» **What is expected**
Look through the lines and report how many include the word "screenshot", giving nothing but the number.

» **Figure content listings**
##########

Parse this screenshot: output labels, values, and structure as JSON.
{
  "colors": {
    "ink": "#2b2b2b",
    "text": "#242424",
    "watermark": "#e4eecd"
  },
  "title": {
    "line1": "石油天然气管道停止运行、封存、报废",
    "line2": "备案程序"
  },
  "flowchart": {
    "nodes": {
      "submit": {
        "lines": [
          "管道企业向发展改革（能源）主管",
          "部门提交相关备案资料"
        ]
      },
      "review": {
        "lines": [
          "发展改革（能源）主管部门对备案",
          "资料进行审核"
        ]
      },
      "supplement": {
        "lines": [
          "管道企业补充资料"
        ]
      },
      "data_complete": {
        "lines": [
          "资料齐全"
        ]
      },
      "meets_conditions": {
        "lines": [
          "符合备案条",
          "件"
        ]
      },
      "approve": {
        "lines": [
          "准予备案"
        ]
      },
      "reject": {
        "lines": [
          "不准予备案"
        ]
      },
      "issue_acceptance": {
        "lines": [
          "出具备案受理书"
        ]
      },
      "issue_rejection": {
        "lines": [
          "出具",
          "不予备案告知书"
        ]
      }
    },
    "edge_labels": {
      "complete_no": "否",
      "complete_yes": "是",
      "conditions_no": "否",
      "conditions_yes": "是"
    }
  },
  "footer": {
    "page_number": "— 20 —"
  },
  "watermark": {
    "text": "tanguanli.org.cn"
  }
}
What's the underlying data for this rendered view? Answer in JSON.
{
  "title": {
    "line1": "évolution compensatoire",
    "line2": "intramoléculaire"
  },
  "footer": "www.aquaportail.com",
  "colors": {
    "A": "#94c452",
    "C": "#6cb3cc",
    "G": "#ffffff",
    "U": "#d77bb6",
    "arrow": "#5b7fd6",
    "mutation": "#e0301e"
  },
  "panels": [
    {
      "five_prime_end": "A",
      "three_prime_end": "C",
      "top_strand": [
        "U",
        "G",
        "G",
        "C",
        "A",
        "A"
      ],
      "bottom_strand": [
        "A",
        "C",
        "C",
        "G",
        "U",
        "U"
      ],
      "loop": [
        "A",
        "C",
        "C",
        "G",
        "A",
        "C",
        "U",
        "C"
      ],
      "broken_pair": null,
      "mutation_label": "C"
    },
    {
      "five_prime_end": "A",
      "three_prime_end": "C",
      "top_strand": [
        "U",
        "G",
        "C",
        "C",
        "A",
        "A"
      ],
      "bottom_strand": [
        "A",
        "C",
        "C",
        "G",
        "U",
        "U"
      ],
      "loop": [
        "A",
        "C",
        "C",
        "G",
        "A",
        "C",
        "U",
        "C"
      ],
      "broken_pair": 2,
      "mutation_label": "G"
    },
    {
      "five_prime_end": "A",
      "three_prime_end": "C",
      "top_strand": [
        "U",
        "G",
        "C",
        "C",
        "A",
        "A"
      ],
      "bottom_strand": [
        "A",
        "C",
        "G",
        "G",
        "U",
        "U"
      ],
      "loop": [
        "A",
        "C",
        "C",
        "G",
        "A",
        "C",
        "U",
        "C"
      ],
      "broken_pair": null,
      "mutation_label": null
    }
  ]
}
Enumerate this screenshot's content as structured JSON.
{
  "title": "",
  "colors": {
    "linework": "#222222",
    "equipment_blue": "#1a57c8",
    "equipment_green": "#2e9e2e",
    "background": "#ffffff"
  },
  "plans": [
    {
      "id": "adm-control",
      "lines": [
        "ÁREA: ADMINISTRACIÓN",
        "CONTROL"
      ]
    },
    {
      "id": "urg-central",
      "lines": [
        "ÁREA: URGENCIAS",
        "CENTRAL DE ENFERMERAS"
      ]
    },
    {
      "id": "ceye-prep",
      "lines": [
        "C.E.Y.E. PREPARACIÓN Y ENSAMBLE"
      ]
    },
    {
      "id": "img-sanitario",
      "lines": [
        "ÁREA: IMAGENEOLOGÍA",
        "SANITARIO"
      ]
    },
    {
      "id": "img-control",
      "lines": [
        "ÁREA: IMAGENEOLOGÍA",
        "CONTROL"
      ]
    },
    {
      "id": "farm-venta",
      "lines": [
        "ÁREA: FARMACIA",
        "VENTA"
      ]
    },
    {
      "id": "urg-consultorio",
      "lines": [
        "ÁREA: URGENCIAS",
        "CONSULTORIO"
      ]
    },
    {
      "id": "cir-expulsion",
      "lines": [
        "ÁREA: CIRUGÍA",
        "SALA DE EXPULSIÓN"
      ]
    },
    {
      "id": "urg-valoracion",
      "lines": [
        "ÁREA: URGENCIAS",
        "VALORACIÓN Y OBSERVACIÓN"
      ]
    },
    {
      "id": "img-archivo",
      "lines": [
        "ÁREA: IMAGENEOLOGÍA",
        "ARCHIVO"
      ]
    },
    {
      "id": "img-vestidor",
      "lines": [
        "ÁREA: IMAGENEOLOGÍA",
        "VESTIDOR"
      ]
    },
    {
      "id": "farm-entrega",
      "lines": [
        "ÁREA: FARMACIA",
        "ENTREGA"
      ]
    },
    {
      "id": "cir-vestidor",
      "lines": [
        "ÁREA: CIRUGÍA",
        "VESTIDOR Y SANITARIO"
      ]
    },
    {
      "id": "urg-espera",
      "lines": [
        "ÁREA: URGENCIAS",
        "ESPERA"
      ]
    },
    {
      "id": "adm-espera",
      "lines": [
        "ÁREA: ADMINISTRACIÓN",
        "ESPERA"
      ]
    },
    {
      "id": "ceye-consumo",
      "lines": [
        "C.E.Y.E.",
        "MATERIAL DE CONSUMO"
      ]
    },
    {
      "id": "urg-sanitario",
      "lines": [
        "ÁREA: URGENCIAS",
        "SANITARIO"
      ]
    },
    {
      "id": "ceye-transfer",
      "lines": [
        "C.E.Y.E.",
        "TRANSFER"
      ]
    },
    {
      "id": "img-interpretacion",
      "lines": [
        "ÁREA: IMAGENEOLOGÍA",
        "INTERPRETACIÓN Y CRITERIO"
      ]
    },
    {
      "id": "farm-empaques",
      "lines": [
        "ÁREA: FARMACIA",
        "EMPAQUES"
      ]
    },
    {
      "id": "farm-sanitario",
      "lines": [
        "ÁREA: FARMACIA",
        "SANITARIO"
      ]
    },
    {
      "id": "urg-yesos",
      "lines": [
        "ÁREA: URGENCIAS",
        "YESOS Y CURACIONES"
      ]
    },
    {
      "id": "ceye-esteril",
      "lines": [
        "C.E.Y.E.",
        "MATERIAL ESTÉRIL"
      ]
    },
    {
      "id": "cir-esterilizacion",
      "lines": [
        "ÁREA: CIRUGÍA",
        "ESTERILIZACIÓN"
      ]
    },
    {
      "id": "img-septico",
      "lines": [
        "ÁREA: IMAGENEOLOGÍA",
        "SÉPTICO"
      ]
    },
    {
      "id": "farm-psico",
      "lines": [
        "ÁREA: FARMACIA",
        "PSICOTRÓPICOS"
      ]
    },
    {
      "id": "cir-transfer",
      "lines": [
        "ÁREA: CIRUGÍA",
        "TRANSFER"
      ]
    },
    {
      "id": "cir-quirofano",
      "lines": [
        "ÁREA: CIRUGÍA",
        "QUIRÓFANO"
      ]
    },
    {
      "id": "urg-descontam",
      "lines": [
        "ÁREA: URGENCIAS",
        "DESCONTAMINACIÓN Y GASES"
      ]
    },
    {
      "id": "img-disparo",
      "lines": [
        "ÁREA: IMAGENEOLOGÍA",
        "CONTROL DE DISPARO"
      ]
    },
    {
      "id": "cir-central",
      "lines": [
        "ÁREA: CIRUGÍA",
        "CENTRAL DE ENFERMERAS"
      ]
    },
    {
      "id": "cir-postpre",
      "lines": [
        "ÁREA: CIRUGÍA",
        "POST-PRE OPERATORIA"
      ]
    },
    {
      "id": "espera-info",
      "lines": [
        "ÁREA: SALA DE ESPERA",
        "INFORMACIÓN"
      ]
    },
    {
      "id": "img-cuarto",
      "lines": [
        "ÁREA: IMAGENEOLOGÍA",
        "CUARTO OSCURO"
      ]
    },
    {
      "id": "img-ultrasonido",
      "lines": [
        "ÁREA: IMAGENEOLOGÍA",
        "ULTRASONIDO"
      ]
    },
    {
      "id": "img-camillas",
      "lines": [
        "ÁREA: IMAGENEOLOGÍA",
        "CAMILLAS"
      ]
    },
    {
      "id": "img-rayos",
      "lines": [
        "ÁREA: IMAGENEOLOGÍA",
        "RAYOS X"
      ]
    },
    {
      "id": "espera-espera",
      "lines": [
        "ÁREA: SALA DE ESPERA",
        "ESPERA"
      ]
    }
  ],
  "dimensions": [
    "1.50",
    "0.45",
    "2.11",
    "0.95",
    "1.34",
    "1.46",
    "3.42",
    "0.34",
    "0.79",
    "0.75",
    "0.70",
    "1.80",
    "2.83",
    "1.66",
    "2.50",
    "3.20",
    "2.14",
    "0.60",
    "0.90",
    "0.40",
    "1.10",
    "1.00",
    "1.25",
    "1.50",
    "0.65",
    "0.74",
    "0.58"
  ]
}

##########

» **Answer to this problem**
2